## BEGIN
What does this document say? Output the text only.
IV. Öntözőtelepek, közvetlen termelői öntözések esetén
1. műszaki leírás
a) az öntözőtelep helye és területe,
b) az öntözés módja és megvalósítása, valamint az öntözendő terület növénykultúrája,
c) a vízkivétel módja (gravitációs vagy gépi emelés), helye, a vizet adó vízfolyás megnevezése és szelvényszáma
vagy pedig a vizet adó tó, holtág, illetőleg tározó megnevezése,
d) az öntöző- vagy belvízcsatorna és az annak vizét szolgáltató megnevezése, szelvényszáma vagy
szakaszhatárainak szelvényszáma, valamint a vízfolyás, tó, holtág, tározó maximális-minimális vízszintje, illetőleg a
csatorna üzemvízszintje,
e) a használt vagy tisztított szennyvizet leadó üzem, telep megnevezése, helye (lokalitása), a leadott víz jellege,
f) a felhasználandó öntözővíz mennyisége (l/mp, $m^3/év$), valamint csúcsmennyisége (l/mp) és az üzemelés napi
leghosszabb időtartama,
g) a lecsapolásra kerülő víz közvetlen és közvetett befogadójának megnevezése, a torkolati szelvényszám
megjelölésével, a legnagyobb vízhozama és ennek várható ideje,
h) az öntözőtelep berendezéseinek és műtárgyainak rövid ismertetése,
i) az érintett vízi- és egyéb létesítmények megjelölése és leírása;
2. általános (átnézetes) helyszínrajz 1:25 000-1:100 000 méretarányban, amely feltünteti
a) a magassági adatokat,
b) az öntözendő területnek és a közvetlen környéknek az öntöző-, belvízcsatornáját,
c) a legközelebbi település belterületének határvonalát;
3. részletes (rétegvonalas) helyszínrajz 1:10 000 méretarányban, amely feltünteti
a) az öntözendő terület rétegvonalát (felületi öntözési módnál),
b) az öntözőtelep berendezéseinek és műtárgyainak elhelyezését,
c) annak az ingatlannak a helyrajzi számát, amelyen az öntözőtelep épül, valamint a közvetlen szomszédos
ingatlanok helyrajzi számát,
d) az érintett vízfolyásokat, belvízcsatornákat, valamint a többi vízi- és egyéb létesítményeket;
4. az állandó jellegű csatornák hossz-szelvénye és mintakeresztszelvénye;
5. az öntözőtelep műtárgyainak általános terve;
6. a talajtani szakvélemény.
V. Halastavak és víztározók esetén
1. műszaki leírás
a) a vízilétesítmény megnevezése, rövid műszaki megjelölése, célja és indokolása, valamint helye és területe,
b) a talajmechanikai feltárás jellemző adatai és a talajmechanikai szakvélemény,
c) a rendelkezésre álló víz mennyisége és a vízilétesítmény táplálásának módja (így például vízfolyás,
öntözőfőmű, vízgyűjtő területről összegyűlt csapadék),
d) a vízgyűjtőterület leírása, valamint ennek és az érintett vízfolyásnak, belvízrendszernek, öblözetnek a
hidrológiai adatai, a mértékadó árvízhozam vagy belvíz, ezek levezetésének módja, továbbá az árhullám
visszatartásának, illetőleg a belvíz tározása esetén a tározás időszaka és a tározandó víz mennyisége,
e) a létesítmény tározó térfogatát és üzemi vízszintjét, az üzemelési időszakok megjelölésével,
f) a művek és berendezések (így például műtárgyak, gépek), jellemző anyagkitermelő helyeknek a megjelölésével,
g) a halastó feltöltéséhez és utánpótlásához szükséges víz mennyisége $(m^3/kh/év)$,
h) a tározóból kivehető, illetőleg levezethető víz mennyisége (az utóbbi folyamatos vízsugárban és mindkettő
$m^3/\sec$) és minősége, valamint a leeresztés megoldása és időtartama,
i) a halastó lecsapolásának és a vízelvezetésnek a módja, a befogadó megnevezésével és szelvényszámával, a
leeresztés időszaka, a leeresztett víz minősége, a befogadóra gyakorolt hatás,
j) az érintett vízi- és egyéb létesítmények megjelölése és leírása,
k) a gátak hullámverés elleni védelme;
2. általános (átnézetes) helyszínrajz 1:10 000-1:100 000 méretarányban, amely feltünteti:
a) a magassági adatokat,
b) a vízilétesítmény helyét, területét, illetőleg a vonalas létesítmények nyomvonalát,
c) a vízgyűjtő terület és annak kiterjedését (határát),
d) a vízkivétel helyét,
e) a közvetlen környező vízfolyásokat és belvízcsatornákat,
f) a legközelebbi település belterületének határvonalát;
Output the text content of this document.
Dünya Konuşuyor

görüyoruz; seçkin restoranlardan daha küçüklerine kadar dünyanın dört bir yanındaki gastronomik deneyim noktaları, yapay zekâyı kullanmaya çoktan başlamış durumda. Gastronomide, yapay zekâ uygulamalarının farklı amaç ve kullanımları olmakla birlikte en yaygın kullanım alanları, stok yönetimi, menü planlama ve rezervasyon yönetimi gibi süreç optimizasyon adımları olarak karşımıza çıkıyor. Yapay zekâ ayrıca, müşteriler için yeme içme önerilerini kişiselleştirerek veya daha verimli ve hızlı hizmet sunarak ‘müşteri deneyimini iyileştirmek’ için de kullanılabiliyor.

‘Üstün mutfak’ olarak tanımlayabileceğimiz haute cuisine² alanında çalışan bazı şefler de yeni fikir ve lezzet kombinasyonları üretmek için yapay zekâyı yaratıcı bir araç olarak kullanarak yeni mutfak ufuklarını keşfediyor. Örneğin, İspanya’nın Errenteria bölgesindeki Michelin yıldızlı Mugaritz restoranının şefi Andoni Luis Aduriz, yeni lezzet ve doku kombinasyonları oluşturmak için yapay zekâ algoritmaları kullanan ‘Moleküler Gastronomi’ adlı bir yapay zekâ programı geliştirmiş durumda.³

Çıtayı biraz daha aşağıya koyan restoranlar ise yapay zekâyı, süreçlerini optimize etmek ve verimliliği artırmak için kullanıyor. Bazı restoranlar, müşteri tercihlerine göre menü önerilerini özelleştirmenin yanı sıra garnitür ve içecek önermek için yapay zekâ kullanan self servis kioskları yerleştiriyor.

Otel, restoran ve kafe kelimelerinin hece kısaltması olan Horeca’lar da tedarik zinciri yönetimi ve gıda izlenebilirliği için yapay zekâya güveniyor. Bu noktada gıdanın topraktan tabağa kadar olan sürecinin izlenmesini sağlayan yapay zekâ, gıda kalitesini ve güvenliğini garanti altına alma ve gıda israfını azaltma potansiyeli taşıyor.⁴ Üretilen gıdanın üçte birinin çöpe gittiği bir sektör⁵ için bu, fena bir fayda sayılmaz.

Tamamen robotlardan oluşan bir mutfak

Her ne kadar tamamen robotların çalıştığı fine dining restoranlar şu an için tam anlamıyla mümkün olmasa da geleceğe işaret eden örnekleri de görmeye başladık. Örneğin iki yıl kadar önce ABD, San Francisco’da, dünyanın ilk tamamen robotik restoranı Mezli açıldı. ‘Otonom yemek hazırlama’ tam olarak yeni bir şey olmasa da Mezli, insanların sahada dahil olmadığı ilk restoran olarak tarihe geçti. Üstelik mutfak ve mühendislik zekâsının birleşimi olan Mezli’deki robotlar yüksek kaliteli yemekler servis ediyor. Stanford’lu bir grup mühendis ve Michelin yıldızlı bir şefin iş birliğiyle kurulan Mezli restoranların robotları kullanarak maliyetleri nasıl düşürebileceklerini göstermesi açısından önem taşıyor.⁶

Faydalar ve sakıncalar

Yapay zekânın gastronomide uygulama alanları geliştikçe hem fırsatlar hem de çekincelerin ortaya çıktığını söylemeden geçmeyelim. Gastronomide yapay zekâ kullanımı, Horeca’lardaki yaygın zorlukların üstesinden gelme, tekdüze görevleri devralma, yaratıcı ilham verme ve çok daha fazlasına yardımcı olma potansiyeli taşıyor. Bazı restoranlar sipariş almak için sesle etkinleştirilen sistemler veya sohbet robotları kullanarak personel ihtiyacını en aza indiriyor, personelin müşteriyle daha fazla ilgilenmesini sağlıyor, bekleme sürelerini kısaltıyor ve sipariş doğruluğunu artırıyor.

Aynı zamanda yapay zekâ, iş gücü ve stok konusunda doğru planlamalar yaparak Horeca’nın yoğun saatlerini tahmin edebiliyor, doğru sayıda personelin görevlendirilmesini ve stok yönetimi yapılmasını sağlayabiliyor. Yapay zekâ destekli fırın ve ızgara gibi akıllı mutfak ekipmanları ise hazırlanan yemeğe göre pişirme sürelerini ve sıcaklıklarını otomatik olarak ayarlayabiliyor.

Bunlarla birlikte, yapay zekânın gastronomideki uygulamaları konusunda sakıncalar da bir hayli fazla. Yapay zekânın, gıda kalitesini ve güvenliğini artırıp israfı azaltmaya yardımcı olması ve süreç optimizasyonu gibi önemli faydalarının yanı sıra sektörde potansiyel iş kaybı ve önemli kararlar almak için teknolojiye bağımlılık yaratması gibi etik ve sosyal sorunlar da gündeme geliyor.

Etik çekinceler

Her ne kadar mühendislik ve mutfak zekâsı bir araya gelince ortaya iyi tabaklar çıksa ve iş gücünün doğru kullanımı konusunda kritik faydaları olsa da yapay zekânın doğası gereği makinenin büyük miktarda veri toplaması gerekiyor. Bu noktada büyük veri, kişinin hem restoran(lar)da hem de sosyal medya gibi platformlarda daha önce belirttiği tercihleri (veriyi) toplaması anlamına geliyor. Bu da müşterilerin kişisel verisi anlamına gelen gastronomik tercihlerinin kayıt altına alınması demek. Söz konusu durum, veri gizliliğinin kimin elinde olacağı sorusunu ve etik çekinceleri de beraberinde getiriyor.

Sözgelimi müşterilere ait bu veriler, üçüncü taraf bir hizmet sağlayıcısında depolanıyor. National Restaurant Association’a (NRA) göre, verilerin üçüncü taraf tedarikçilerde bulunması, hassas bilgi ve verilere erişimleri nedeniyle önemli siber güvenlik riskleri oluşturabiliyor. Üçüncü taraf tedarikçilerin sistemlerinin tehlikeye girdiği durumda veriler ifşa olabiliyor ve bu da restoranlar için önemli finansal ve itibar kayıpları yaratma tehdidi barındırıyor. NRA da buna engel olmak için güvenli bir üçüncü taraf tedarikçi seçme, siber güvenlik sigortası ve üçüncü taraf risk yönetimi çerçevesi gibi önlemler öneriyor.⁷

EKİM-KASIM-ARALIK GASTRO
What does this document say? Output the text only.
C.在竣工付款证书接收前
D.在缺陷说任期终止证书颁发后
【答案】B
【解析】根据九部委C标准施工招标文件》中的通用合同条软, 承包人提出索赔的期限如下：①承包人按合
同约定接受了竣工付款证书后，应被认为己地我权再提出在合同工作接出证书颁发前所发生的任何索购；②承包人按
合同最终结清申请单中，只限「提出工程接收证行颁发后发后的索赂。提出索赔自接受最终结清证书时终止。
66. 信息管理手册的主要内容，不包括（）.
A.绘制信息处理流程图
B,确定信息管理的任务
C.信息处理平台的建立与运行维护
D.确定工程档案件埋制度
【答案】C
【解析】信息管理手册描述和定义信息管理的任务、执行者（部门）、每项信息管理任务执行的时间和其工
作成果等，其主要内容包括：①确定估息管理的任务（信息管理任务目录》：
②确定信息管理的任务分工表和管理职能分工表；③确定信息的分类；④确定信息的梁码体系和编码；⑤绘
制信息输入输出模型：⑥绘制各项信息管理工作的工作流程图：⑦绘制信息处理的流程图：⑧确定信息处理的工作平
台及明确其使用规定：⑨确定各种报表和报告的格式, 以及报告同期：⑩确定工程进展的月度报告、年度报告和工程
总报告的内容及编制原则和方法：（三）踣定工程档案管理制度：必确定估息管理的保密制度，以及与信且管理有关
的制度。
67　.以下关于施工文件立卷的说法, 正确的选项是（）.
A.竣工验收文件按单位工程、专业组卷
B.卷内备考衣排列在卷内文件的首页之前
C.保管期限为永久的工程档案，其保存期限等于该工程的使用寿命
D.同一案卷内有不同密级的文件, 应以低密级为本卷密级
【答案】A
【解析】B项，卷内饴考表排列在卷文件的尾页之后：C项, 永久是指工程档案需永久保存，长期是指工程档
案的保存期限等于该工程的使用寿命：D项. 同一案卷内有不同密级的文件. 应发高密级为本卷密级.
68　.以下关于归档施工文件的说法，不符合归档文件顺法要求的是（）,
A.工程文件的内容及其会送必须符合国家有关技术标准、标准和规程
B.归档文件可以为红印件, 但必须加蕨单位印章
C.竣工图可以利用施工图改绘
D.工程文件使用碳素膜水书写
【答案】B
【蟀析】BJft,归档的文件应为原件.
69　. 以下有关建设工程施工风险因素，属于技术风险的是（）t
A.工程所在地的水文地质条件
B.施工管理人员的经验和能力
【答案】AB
## END
» **Short exercise**
Tell how many lines in the material contain the word "jellemző". Only the number is wanted.

» **Answer to the task**
2